● Bagian Dokumen
- - - - - - -
Intinya, mayoritas ulama' Syī’ah berpendapat
bahwa Syī’ah muncul dan berkembang pada masa kenabian, dan Rasulullah yang
pertama kali meletakkan benih tasyayyu' (kesyi'ahan) tersebut
serta menyemainya, sehingga dengan demikian Syī’ah –menurut mereka- merupakan
Islam itu sendiri.
Berdasarkan hal-hal di atas, para
penganut Syī’ah menaifkan pandangan yang menyatakan bahwa Syī’ah merupakan
mazhab yang lahir dari rahim sang Yahudi Abdullah bin Saba'. Pandangan naif ini
–menurut mereka- tidak mungkin dipegang kecuali oleh mereka yang terkena
penyakit fanatisme[9].
Kritik dan Komentar
Namun, apa yang mereka sebut sebagai
benih pertama itu hakikatnya tidak lebih dari sekadar manāqib (pujian)
terhadap Imam Ali. Pujian semacam ini juga disampaikan oleh Nabi kepada Sahabat
lainnya, terutama 10 orang yang dijanjikan masuk surga "al-asyarah
al-mubas-syarūn bi al-jannah". Sejumlah pujian tersebut
tidak ada sangkut-pautnya dengan pengangkatan Ali bin
Abi Thalib sebagai Imam atau khalifah, setelah Rasul.
- - - - - - -
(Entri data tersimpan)
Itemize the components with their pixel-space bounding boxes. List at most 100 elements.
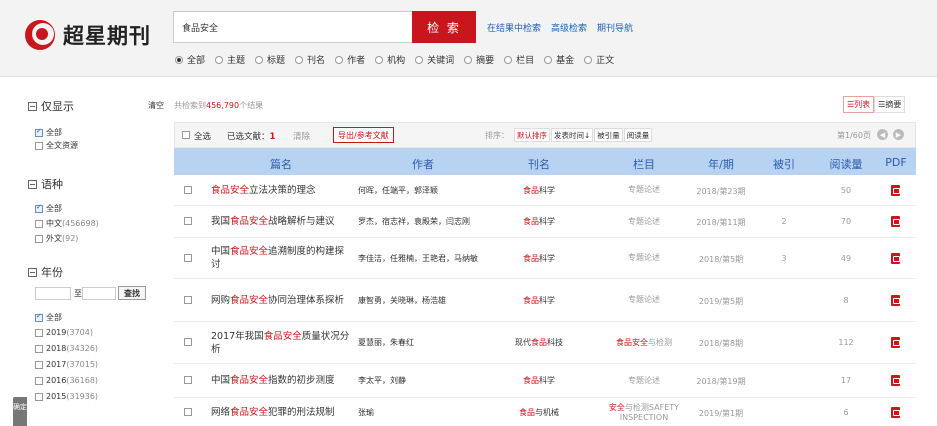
year-option[interactable]: 2017 (37015) <box>35 360 98 369</box>
pdf-icon[interactable] <box>891 337 900 348</box>
year-option[interactable]: 2016 (36168) <box>35 376 98 385</box>
checkbox[interactable] <box>35 234 43 243</box>
language-option[interactable]: 中文 (456698) <box>35 218 99 229</box>
row-checkbox[interactable] <box>184 376 192 384</box>
search-input[interactable] <box>173 11 413 43</box>
sort-button[interactable]: 发表时间↓ <box>551 128 594 142</box>
journal-name[interactable]: 食品科学 <box>484 185 594 196</box>
select-all-checkbox[interactable] <box>182 131 190 139</box>
search-field-radio[interactable]: 全部 <box>175 53 205 66</box>
authors[interactable]: 李太平，刘静 <box>358 375 488 386</box>
sort-button[interactable]: 阅读量 <box>623 128 653 142</box>
show-only-option[interactable]: 全部 <box>35 127 62 138</box>
abstract-view-button[interactable]: ☰ 摘要 <box>874 96 906 113</box>
journal-name[interactable]: 食品与机械 <box>484 407 594 418</box>
search-field-radio[interactable]: 作者 <box>335 53 365 66</box>
search-field-radio[interactable]: 基金 <box>544 53 574 66</box>
checkbox[interactable] <box>35 328 43 337</box>
search-field-radio[interactable]: 标题 <box>255 53 285 66</box>
checkbox[interactable] <box>35 203 43 213</box>
search-field-radio[interactable]: 关键词 <box>415 53 454 66</box>
table-row: 食品安全立法决策的理念 何晖，任端平，郭泽颖 食品科学 专题论述 2018/第23期 50 <box>174 175 916 206</box>
year-title[interactable]: 年份 <box>28 264 63 280</box>
checkbox[interactable] <box>35 360 43 369</box>
show-only-option[interactable]: 全文资源 <box>35 140 78 151</box>
journal-name[interactable]: 食品科学 <box>484 253 594 264</box>
search-field-radio[interactable]: 刊名 <box>295 53 325 66</box>
checkbox[interactable] <box>35 344 43 353</box>
journal-text: 与机械 <box>535 408 559 417</box>
side-confirm-tab[interactable]: 确定 <box>13 397 27 426</box>
journal-name[interactable]: 食品科学 <box>484 216 594 227</box>
pdf-icon[interactable] <box>891 216 900 227</box>
search-field-radio[interactable]: 正文 <box>584 53 614 66</box>
export-button[interactable]: 导出/参考文献 <box>333 127 394 143</box>
search-field-radio[interactable]: 摘要 <box>464 53 494 66</box>
pdf-icon[interactable] <box>891 252 900 264</box>
authors[interactable]: 张瑜 <box>358 407 488 418</box>
article-title[interactable]: 我国食品安全战略解析与建议 <box>211 215 351 228</box>
search-field-radio[interactable]: 栏目 <box>504 53 534 66</box>
prev-page-icon[interactable]: ◀ <box>877 129 888 140</box>
checkbox[interactable] <box>35 392 43 401</box>
article-title[interactable]: 2017年我国食品安全质量状况分析 <box>211 330 351 356</box>
journal-name[interactable]: 食品科学 <box>484 375 594 386</box>
journal-name[interactable]: 现代食品科技 <box>484 337 594 348</box>
pdf-icon[interactable] <box>891 184 900 196</box>
select-all-label[interactable]: 全选 <box>194 130 211 142</box>
journal-nav-link[interactable]: 期刊导航 <box>597 21 633 34</box>
year-option[interactable]: 2018 (34326) <box>35 344 98 353</box>
search-button[interactable]: 检 索 <box>412 11 476 43</box>
article-title[interactable]: 中国食品安全追溯制度的构建探讨 <box>211 245 351 271</box>
article-title[interactable]: 食品安全立法决策的理念 <box>211 184 351 197</box>
logo[interactable]: 超星期刊 <box>25 20 151 50</box>
row-checkbox[interactable] <box>184 338 192 346</box>
row-checkbox[interactable] <box>184 185 192 194</box>
title-text: 犯罪的刑法规制 <box>268 407 335 418</box>
authors[interactable]: 罗杰，宿志祥，袁殿荣，闫志刚 <box>358 216 488 227</box>
authors[interactable]: 何晖，任端平，郭泽颖 <box>358 185 488 196</box>
search-field-radio[interactable]: 机构 <box>375 53 405 66</box>
language-option[interactable]: 外文 (92) <box>35 233 78 244</box>
checkbox[interactable] <box>35 141 43 150</box>
authors[interactable]: 李佳洁，任雅楠，王艳君，马纳敏 <box>358 253 488 264</box>
pdf-icon[interactable] <box>891 407 900 418</box>
year-option[interactable]: 全部 <box>35 312 62 323</box>
search-field-radio[interactable]: 主题 <box>215 53 245 66</box>
article-title[interactable]: 网络食品安全犯罪的刑法规制 <box>211 406 351 419</box>
journal-name[interactable]: 食品科学 <box>484 295 594 306</box>
show-only-label: 全部 <box>46 128 62 137</box>
row-checkbox[interactable] <box>184 217 192 225</box>
clear-selection-link[interactable]: 清除 <box>293 130 310 142</box>
language-title[interactable]: 语种 <box>28 176 63 192</box>
article-title[interactable]: 中国食品安全指数的初步测度 <box>211 374 351 387</box>
checkbox[interactable] <box>35 312 43 322</box>
pdf-icon[interactable] <box>891 294 900 306</box>
year-find-button[interactable]: 查找 <box>118 286 146 300</box>
article-title[interactable]: 网购食品安全协同治理体系探析 <box>211 294 351 307</box>
search-within-results-link[interactable]: 在结果中检索 <box>487 21 541 34</box>
checkbox[interactable] <box>35 376 43 385</box>
checkbox[interactable] <box>35 127 43 137</box>
row-checkbox[interactable] <box>184 253 192 262</box>
authors[interactable]: 康智勇，关晓琳，杨浩雄 <box>358 295 488 306</box>
year-option[interactable]: 2015 (31936) <box>35 392 98 401</box>
advanced-search-link[interactable]: 高级检索 <box>551 21 587 34</box>
sort-button[interactable]: 默认排序 <box>514 128 550 142</box>
checkbox[interactable] <box>35 219 43 228</box>
show-only-title[interactable]: 仅显示 <box>28 98 74 114</box>
collapse-icon <box>28 179 37 189</box>
next-page-icon[interactable]: ▶ <box>893 129 904 140</box>
authors[interactable]: 夏慧丽，朱春红 <box>358 337 488 348</box>
title-highlight: 食品安全 <box>230 375 269 386</box>
language-option[interactable]: 全部 <box>35 203 62 214</box>
pdf-icon[interactable] <box>891 375 900 386</box>
year-from-input[interactable] <box>35 287 71 300</box>
list-view-button[interactable]: ☰ 列表 <box>843 96 875 113</box>
clear-filters-link[interactable]: 清空 <box>148 100 164 111</box>
sort-button[interactable]: 被引量 <box>594 128 623 142</box>
year-to-input[interactable] <box>82 287 116 300</box>
row-checkbox[interactable] <box>184 295 192 304</box>
year-option[interactable]: 2019 (3704) <box>35 328 93 337</box>
row-checkbox[interactable] <box>184 408 192 416</box>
- - - - - - -
Menurut mayoritas ulama Syī’ah dalam teks tentang asal-usul Syī’ah, siapa yang pertama kali meletakkan benih tasyayyu'? Catatan di atas tidak digunakan dalam tugas ini.

Rasulullah.